Aim of the task> Count how many lines mention the word "name". Write that number alone.

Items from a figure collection
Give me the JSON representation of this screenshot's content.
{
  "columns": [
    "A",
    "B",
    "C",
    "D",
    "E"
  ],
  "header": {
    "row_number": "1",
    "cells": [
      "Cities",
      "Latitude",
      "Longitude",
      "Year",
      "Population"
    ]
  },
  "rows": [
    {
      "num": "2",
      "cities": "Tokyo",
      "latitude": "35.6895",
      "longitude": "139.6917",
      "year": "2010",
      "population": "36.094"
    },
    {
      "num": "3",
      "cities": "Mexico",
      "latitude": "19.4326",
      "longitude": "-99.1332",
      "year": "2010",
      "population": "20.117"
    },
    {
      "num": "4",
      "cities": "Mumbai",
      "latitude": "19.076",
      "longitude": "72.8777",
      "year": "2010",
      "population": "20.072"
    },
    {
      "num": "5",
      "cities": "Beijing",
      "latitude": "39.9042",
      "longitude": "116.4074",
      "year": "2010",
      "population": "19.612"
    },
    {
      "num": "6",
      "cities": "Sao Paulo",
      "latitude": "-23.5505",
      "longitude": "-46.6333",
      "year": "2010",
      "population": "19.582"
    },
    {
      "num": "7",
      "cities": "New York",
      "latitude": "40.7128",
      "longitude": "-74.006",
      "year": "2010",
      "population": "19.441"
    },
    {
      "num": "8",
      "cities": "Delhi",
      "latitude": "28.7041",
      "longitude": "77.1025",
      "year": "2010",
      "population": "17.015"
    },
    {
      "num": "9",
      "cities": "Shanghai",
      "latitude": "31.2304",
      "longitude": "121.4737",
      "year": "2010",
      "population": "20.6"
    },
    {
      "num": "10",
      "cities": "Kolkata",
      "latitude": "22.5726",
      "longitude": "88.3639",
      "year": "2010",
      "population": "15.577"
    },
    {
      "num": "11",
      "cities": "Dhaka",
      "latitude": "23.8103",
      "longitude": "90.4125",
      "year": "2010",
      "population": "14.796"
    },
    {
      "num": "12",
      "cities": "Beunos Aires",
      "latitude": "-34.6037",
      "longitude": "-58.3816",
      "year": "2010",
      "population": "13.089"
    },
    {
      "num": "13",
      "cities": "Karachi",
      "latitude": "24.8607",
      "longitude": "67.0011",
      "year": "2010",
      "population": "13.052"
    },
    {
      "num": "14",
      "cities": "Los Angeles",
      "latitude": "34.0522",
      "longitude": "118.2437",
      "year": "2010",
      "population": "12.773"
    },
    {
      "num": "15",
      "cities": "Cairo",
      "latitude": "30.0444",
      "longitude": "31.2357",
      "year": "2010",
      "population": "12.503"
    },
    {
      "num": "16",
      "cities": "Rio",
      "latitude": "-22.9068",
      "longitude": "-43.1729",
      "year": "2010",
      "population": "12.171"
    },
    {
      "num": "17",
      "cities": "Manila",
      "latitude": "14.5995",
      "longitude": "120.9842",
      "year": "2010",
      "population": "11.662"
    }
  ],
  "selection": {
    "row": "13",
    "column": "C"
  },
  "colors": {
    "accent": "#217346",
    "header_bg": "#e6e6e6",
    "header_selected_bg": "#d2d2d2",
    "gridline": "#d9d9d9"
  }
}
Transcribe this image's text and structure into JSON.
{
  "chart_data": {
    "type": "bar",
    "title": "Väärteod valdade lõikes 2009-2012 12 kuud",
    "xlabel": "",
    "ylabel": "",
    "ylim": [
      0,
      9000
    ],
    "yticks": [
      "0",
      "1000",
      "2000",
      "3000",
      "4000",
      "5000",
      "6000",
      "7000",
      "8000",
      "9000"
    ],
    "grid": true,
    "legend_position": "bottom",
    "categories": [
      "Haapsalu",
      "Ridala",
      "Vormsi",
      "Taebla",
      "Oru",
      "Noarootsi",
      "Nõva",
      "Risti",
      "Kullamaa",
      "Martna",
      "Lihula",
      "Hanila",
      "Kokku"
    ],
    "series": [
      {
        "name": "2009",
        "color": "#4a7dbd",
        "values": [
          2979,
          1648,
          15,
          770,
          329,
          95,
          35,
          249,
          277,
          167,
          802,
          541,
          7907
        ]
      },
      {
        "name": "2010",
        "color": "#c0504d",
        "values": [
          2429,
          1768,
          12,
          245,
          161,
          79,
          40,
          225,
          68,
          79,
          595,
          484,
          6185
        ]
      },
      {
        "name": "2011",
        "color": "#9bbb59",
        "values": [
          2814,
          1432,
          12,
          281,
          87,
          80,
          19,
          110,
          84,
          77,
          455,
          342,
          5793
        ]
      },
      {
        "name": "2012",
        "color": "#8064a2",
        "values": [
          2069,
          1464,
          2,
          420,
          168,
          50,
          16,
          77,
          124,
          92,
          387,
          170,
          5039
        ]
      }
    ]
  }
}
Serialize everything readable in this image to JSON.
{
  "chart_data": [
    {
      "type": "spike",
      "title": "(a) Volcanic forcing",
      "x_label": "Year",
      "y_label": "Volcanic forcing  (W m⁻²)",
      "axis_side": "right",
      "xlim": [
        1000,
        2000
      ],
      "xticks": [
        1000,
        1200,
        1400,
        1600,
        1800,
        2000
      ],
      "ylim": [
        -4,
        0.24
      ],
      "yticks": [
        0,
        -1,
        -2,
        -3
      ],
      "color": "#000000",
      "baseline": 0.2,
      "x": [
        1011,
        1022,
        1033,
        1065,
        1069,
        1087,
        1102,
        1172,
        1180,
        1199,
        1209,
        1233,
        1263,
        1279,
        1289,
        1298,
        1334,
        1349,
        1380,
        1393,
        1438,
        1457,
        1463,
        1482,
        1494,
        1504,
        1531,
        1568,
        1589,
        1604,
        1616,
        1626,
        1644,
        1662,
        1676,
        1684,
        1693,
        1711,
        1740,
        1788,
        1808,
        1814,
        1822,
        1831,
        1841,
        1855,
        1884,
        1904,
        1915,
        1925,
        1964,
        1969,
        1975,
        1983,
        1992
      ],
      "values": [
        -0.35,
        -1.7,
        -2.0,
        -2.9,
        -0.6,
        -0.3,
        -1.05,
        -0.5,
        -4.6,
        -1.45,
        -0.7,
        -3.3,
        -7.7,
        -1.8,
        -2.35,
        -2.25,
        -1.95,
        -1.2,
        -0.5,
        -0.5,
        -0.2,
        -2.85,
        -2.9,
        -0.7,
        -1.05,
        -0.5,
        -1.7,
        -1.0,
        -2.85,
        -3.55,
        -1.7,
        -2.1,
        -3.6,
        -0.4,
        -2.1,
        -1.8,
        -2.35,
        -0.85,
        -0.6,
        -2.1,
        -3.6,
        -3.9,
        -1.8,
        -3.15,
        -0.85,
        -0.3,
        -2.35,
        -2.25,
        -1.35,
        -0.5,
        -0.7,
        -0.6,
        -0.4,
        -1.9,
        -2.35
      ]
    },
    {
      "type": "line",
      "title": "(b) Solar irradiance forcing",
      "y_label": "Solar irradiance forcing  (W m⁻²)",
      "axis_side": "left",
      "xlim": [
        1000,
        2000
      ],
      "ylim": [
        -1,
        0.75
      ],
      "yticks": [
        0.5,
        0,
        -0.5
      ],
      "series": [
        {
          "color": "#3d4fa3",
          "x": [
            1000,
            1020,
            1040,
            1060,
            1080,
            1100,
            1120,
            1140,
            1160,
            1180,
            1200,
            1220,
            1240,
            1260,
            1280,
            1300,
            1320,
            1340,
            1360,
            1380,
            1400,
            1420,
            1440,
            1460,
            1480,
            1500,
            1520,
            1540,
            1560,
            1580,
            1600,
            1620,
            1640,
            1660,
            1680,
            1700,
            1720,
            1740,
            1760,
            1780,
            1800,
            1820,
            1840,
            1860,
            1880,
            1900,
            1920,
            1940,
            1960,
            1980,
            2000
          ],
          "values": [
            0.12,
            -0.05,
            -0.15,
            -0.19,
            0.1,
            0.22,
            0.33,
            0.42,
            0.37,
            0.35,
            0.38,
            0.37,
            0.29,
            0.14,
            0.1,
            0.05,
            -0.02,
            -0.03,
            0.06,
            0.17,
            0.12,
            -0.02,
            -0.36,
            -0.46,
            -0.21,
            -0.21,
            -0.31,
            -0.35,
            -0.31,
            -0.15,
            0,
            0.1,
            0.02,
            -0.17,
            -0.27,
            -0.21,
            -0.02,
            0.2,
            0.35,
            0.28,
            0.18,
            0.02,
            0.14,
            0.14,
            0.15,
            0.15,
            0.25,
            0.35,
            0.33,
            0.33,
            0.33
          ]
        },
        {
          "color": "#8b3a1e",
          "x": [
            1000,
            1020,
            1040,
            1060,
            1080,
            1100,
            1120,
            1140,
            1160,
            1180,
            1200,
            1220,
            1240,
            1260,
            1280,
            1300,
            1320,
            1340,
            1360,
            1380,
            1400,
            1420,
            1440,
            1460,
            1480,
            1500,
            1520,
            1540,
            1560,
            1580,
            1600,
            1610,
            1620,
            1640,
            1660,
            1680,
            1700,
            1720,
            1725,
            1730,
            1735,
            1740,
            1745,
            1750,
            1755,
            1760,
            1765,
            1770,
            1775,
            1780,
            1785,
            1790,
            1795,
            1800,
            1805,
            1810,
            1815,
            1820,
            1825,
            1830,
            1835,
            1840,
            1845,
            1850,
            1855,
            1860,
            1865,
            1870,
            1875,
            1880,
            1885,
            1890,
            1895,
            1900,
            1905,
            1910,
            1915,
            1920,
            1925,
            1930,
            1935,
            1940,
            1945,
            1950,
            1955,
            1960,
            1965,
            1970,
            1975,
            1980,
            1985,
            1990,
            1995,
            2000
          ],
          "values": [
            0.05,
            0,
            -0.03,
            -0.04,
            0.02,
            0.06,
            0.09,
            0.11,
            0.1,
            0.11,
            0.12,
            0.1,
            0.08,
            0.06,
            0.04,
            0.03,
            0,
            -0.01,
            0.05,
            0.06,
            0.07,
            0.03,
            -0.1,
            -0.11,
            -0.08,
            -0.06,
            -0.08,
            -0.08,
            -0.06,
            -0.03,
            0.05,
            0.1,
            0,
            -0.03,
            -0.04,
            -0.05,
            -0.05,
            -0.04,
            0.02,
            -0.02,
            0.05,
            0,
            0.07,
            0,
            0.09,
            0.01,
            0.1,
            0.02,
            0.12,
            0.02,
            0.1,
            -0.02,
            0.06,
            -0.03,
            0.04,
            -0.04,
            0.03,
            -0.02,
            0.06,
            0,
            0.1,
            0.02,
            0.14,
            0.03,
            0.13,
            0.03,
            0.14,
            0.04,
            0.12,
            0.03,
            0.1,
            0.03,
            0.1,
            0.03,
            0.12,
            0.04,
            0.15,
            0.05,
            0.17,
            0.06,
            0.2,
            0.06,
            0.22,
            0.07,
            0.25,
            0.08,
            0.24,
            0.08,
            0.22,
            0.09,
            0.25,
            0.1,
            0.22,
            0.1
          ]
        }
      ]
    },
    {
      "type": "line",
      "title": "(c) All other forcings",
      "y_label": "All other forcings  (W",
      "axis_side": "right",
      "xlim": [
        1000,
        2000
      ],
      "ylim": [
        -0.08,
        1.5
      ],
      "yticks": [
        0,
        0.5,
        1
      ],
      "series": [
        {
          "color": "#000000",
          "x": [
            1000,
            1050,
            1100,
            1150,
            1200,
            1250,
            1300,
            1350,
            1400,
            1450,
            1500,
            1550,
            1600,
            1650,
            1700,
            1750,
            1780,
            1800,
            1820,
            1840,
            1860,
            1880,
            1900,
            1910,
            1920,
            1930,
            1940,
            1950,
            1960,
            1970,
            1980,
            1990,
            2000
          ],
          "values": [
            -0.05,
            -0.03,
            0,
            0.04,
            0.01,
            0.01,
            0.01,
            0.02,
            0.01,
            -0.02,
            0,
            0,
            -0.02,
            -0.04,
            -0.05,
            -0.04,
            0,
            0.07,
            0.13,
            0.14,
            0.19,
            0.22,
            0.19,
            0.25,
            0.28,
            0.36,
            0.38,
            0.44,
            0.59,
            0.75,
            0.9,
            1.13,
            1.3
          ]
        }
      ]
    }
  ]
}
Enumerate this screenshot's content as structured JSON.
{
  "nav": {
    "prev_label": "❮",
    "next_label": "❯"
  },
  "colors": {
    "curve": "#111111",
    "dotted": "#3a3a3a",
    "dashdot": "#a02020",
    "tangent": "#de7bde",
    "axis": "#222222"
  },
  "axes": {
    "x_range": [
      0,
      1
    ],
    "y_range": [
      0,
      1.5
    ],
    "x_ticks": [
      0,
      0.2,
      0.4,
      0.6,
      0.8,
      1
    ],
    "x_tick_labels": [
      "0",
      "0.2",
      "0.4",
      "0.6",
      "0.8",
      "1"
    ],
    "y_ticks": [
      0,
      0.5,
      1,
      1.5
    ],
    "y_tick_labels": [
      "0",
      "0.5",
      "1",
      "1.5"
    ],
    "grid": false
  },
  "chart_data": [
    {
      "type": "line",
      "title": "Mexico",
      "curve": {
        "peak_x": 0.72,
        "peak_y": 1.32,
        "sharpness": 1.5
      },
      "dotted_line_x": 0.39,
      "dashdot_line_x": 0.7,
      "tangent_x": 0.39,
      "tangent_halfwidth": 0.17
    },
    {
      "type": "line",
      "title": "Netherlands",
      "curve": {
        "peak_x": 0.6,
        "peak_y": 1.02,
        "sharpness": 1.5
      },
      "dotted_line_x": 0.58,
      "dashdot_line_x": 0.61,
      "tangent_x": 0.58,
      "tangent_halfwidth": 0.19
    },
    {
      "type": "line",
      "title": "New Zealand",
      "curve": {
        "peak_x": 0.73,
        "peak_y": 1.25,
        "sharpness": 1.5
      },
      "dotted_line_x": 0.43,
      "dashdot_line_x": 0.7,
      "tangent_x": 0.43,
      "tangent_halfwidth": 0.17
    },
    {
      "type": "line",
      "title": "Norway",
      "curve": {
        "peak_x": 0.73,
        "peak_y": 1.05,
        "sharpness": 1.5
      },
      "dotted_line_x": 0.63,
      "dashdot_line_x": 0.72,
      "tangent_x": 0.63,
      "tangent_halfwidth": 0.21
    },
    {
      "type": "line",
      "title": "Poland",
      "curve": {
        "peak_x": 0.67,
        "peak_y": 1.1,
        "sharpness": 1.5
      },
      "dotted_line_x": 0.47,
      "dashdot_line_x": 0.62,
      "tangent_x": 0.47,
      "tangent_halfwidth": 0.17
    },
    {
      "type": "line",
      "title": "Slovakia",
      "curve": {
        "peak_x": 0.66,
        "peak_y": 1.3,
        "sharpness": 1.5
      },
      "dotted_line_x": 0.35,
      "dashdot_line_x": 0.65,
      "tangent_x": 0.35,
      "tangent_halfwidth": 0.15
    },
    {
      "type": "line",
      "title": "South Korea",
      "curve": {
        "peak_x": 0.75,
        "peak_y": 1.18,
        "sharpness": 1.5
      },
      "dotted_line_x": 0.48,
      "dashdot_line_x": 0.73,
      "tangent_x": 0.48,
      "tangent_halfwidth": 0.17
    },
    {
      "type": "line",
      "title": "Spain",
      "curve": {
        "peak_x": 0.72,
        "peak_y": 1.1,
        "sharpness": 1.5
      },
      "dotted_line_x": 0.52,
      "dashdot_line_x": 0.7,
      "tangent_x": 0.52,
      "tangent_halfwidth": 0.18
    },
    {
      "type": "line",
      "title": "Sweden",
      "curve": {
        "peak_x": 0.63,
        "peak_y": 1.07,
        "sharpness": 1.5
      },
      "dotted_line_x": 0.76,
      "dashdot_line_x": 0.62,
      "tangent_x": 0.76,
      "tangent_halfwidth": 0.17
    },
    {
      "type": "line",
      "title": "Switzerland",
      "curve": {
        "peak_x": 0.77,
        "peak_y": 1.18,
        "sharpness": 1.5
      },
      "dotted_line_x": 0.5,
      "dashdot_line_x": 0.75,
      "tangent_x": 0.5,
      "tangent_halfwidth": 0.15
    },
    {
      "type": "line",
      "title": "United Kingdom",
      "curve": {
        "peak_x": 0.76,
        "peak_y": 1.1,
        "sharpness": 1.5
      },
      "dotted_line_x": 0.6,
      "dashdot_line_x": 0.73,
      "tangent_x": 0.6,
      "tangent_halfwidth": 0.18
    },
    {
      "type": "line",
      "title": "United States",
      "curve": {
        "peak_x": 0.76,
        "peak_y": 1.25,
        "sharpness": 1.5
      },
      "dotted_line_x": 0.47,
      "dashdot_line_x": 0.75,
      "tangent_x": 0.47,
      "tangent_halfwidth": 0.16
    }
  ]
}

Solution to this exercise> 4